(Entries taken from a collection)
• • • • •

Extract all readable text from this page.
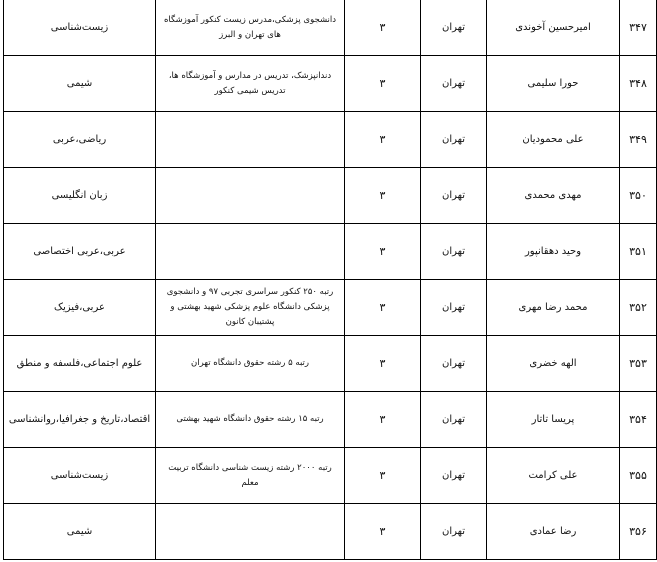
۳۴۷	امیرحسین آخوندی	تهران	۳	دانشجوی پزشکی،مدرس زیست کنکور آموزشگاه های تهران و البرز	زیست‌شناسی
۳۴۸	حورا سلیمی	تهران	۳	دندانپزشک، تدریس در مدارس و آموزشگاه ها، تدریس شیمی کنکور	شیمی
۳۴۹	علی محمودیان	تهران	۳		ریاضی،عربی
۳۵۰	مهدی محمدی	تهران	۳		زبان انگلیسی
۳۵۱	وحید دهقانپور	تهران	۳		عربی،عربی اختصاصی
۳۵۲	محمد رضا مهری	تهران	۳	رتبه ۲۵۰ کنکور سراسری تجربی ۹۷ و دانشجوی پزشکی دانشگاه علوم پزشکی شهید بهشتی و پشتیبان کانون	عربی،فیزیک
۳۵۳	الهه خضری	تهران	۳	رتبه ۵ رشته حقوق دانشگاه تهران	علوم اجتماعی،فلسفه و منطق
۳۵۴	پریسا تاتار	تهران	۳	رتبه ۱۵ رشته حقوق دانشگاه شهید بهشتی	اقتصاد،تاریخ و جغرافیا،روانشناسی
۳۵۵	علی کرامت	تهران	۳	رتبه ۲۰۰۰ رشته زیست شناسی دانشگاه تربیت معلم	زیست‌شناسی
۳۵۶	رضا عمادی	تهران	۳		شیمی
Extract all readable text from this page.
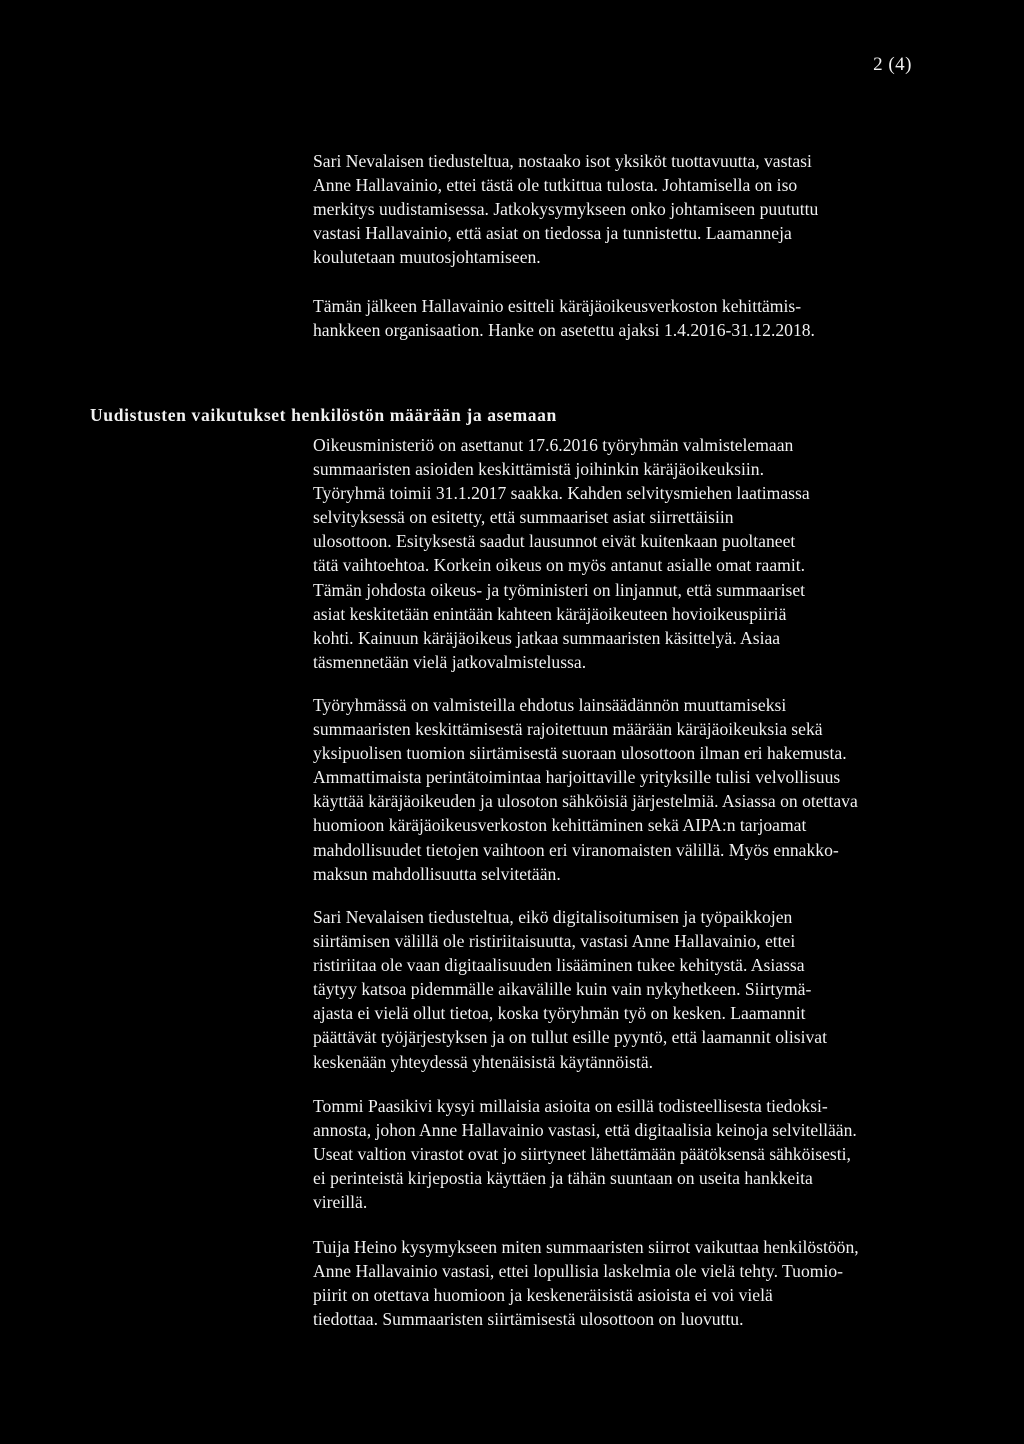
2 (4)
Sari Nevalaisen tiedusteltua, nostaako isot yksiköt tuottavuutta, vastasi
Anne Hallavainio, ettei tästä ole tutkittua tulosta. Johtamisella on iso
merkitys uudistamisessa. Jatkokysymykseen onko johtamiseen puututtu
vastasi Hallavainio, että asiat on tiedossa ja tunnistettu. Laamanneja
koulutetaan muutosjohtamiseen.
Tämän jälkeen Hallavainio esitteli käräjäoikeusverkoston kehittämis-
hankkeen organisaation. Hanke on asetettu ajaksi 1.4.2016-31.12.2018.
Uudistusten vaikutukset henkilöstön määrään ja asemaan
Oikeusministeriö on asettanut 17.6.2016 työryhmän valmistelemaan
summaaristen asioiden keskittämistä joihinkin käräjäoikeuksiin.
Työryhmä toimii 31.1.2017 saakka. Kahden selvitysmiehen laatimassa
selvityksessä on esitetty, että summaariset asiat siirrettäisiin
ulosottoon. Esityksestä saadut lausunnot eivät kuitenkaan puoltaneet
tätä vaihtoehtoa. Korkein oikeus on myös antanut asialle omat raamit.
Tämän johdosta oikeus- ja työministeri on linjannut, että summaariset
asiat keskitetään enintään kahteen käräjäoikeuteen hovioikeuspiiriä
kohti. Kainuun käräjäoikeus jatkaa summaaristen käsittelyä. Asiaa
täsmennetään vielä jatkovalmistelussa.
Työryhmässä on valmisteilla ehdotus lainsäädännön muuttamiseksi
summaaristen keskittämisestä rajoitettuun määrään käräjäoikeuksia sekä
yksipuolisen tuomion siirtämisestä suoraan ulosottoon ilman eri hakemusta.
Ammattimaista perintätoimintaa harjoittaville yrityksille tulisi velvollisuus
käyttää käräjäoikeuden ja ulosoton sähköisiä järjestelmiä. Asiassa on otettava
huomioon käräjäoikeusverkoston kehittäminen sekä AIPA:n tarjoamat
mahdollisuudet tietojen vaihtoon eri viranomaisten välillä. Myös ennakko-
maksun mahdollisuutta selvitetään.
Sari Nevalaisen tiedusteltua, eikö digitalisoitumisen ja työpaikkojen
siirtämisen välillä ole ristiriitaisuutta, vastasi Anne Hallavainio, ettei
ristiriitaa ole vaan digitaalisuuden lisääminen tukee kehitystä. Asiassa
täytyy katsoa pidemmälle aikavälille kuin vain nykyhetkeen. Siirtymä-
ajasta ei vielä ollut tietoa, koska työryhmän työ on kesken. Laamannit
päättävät työjärjestyksen ja on tullut esille pyyntö, että laamannit olisivat
keskenään yhteydessä yhtenäisistä käytännöistä.
Tommi Paasikivi kysyi millaisia asioita on esillä todisteellisesta tiedoksi-
annosta, johon Anne Hallavainio vastasi, että digitaalisia keinoja selvitellään.
Useat valtion virastot ovat jo siirtyneet lähettämään päätöksensä sähköisesti,
ei perinteistä kirjepostia käyttäen ja tähän suuntaan on useita hankkeita
vireillä.
Tuija Heino kysymykseen miten summaaristen siirrot vaikuttaa henkilöstöön,
Anne Hallavainio vastasi, ettei lopullisia laskelmia ole vielä tehty. Tuomio-
piirit on otettava huomioon ja keskeneräisistä asioista ei voi vielä
tiedottaa. Summaaristen siirtämisestä ulosottoon on luovuttu.
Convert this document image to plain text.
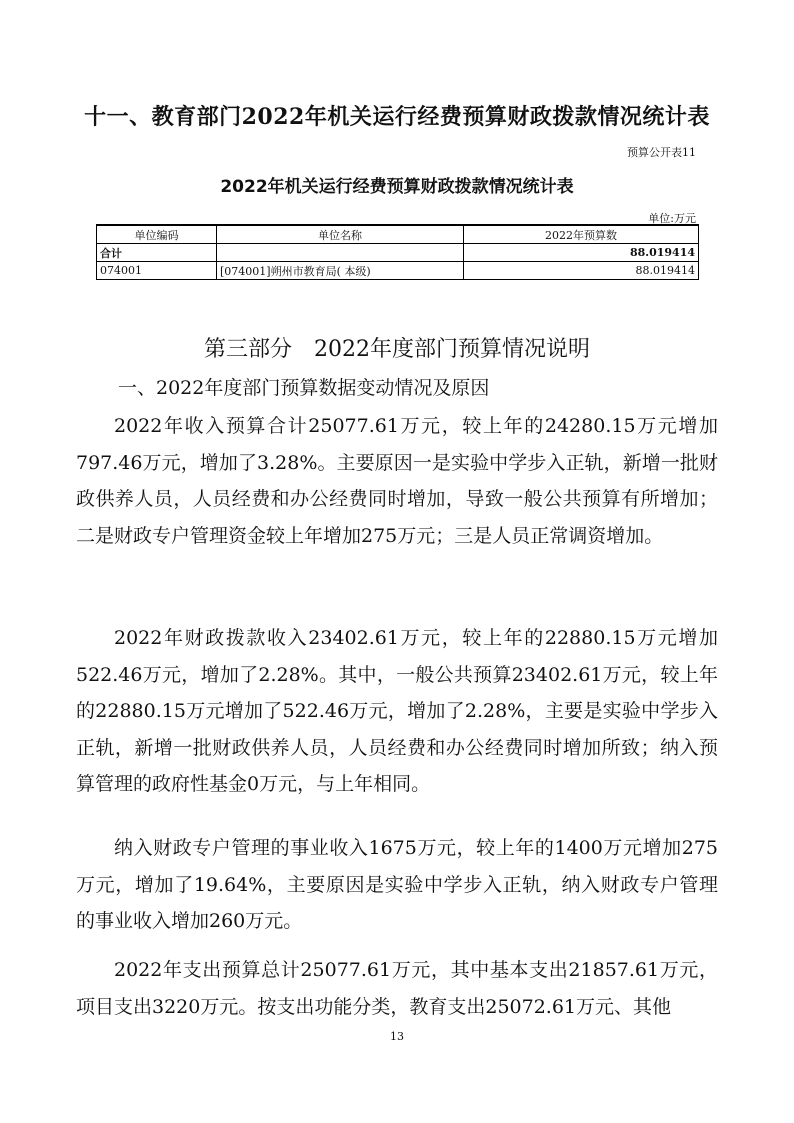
十一、教育部门2022年机关运行经费预算财政拨款情况统计表
预算公开表11
2022年机关运行经费预算财政拨款情况统计表
单位:万元
单位编码	单位名称	2022年预算数
合计		88.019414
074001	[074001]朔州市教育局( 本级)	88.019414
第三部分　2022年度部门预算情况说明
一、2022年度部门预算数据变动情况及原因

2022年收入预算合计25077.61万元，较上年的24280.15万元增加797.46万元，增加了3.28%。主要原因一是实验中学步入正轨，新增一批财政供养人员，人员经费和办公经费同时增加，导致一般公共预算有所增加；二是财政专户管理资金较上年增加275万元；三是人员正常调资增加。

2022年财政拨款收入23402.61万元，较上年的22880.15万元增加522.46万元，增加了2.28%。其中，一般公共预算23402.61万元，较上年的22880.15万元增加了522.46万元，增加了2.28%，主要是实验中学步入正轨，新增一批财政供养人员，人员经费和办公经费同时增加所致；纳入预算管理的政府性基金0万元，与上年相同。

纳入财政专户管理的事业收入1675万元，较上年的1400万元增加275万元，增加了19.64%，主要原因是实验中学步入正轨，纳入财政专户管理的事业收入增加260万元。

2022年支出预算总计25077.61万元，其中基本支出21857.61万元，项目支出3220万元。按支出功能分类，教育支出25072.61万元、其他

13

• • • • •

• PROBLEM REQUIREMENTS: Each record should be quoted exactly, with the images omitted.

• EXERCISE SOLUTION:
Extract all readable text from this page.
۳۴۷	امیرحسین آخوندی	تهران	۳	دانشجوی پزشکی،مدرس زیست کنکور آموزشگاه های تهران و البرز	زیست‌شناسی
۳۴۸	حورا سلیمی	تهران	۳	دندانپزشک، تدریس در مدارس و آموزشگاه ها، تدریس شیمی کنکور	شیمی
۳۴۹	علی محمودیان	تهران	۳		ریاضی،عربی
۳۵۰	مهدی محمدی	تهران	۳		زبان انگلیسی
۳۵۱	وحید دهقانپور	تهران	۳		عربی،عربی اختصاصی
۳۵۲	محمد رضا مهری	تهران	۳	رتبه ۲۵۰ کنکور سراسری تجربی ۹۷ و دانشجوی پزشکی دانشگاه علوم پزشکی شهید بهشتی و پشتیبان کانون	عربی،فیزیک
۳۵۳	الهه خضری	تهران	۳	رتبه ۵ رشته حقوق دانشگاه تهران	علوم اجتماعی،فلسفه و منطق
۳۵۴	پریسا تاتار	تهران	۳	رتبه ۱۵ رشته حقوق دانشگاه شهید بهشتی	اقتصاد،تاریخ و جغرافیا،روانشناسی
۳۵۵	علی کرامت	تهران	۳	رتبه ۲۰۰۰ رشته زیست شناسی دانشگاه تربیت معلم	زیست‌شناسی
۳۵۶	رضا عمادی	تهران	۳		شیمی
Extract all readable text from this page.
2 (4)
Sari Nevalaisen tiedusteltua, nostaako isot yksiköt tuottavuutta, vastasi
Anne Hallavainio, ettei tästä ole tutkittua tulosta. Johtamisella on iso
merkitys uudistamisessa. Jatkokysymykseen onko johtamiseen puututtu
vastasi Hallavainio, että asiat on tiedossa ja tunnistettu. Laamanneja
koulutetaan muutosjohtamiseen.
Tämän jälkeen Hallavainio esitteli käräjäoikeusverkoston kehittämis-
hankkeen organisaation. Hanke on asetettu ajaksi 1.4.2016-31.12.2018.
Uudistusten vaikutukset henkilöstön määrään ja asemaan
Oikeusministeriö on asettanut 17.6.2016 työryhmän valmistelemaan
summaaristen asioiden keskittämistä joihinkin käräjäoikeuksiin.
Työryhmä toimii 31.1.2017 saakka. Kahden selvitysmiehen laatimassa
selvityksessä on esitetty, että summaariset asiat siirrettäisiin
ulosottoon. Esityksestä saadut lausunnot eivät kuitenkaan puoltaneet
tätä vaihtoehtoa. Korkein oikeus on myös antanut asialle omat raamit.
Tämän johdosta oikeus- ja työministeri on linjannut, että summaariset
asiat keskitetään enintään kahteen käräjäoikeuteen hovioikeuspiiriä
kohti. Kainuun käräjäoikeus jatkaa summaaristen käsittelyä. Asiaa
täsmennetään vielä jatkovalmistelussa.
Työryhmässä on valmisteilla ehdotus lainsäädännön muuttamiseksi
summaaristen keskittämisestä rajoitettuun määrään käräjäoikeuksia sekä
yksipuolisen tuomion siirtämisestä suoraan ulosottoon ilman eri hakemusta.
Ammattimaista perintätoimintaa harjoittaville yrityksille tulisi velvollisuus
käyttää käräjäoikeuden ja ulosoton sähköisiä järjestelmiä. Asiassa on otettava
huomioon käräjäoikeusverkoston kehittäminen sekä AIPA:n tarjoamat
mahdollisuudet tietojen vaihtoon eri viranomaisten välillä. Myös ennakko-
maksun mahdollisuutta selvitetään.
Sari Nevalaisen tiedusteltua, eikö digitalisoitumisen ja työpaikkojen
siirtämisen välillä ole ristiriitaisuutta, vastasi Anne Hallavainio, ettei
ristiriitaa ole vaan digitaalisuuden lisääminen tukee kehitystä. Asiassa
täytyy katsoa pidemmälle aikavälille kuin vain nykyhetkeen. Siirtymä-
ajasta ei vielä ollut tietoa, koska työryhmän työ on kesken. Laamannit
päättävät työjärjestyksen ja on tullut esille pyyntö, että laamannit olisivat
keskenään yhteydessä yhtenäisistä käytännöistä.
Tommi Paasikivi kysyi millaisia asioita on esillä todisteellisesta tiedoksi-
annosta, johon Anne Hallavainio vastasi, että digitaalisia keinoja selvitellään.
Useat valtion virastot ovat jo siirtyneet lähettämään päätöksensä sähköisesti,
ei perinteistä kirjepostia käyttäen ja tähän suuntaan on useita hankkeita
vireillä.
Tuija Heino kysymykseen miten summaaristen siirrot vaikuttaa henkilöstöön,
Anne Hallavainio vastasi, ettei lopullisia laskelmia ole vielä tehty. Tuomio-
piirit on otettava huomioon ja keskeneräisistä asioista ei voi vielä
tiedottaa. Summaaristen siirtämisestä ulosottoon on luovuttu.
Convert this document image to plain text.
十一、教育部门2022年机关运行经费预算财政拨款情况统计表
预算公开表11
2022年机关运行经费预算财政拨款情况统计表
单位:万元
单位编码	单位名称	2022年预算数
合计		88.019414
074001	[074001]朔州市教育局( 本级)	88.019414
第三部分　2022年度部门预算情况说明
一、2022年度部门预算数据变动情况及原因

2022年收入预算合计25077.61万元，较上年的24280.15万元增加797.46万元，增加了3.28%。主要原因一是实验中学步入正轨，新增一批财政供养人员，人员经费和办公经费同时增加，导致一般公共预算有所增加；二是财政专户管理资金较上年增加275万元；三是人员正常调资增加。

2022年财政拨款收入23402.61万元，较上年的22880.15万元增加522.46万元，增加了2.28%。其中，一般公共预算23402.61万元，较上年的22880.15万元增加了522.46万元，增加了2.28%，主要是实验中学步入正轨，新增一批财政供养人员，人员经费和办公经费同时增加所致；纳入预算管理的政府性基金0万元，与上年相同。

纳入财政专户管理的事业收入1675万元，较上年的1400万元增加275万元，增加了19.64%，主要原因是实验中学步入正轨，纳入财政专户管理的事业收入增加260万元。

2022年支出预算总计25077.61万元，其中基本支出21857.61万元，项目支出3220万元。按支出功能分类，教育支出25072.61万元、其他

13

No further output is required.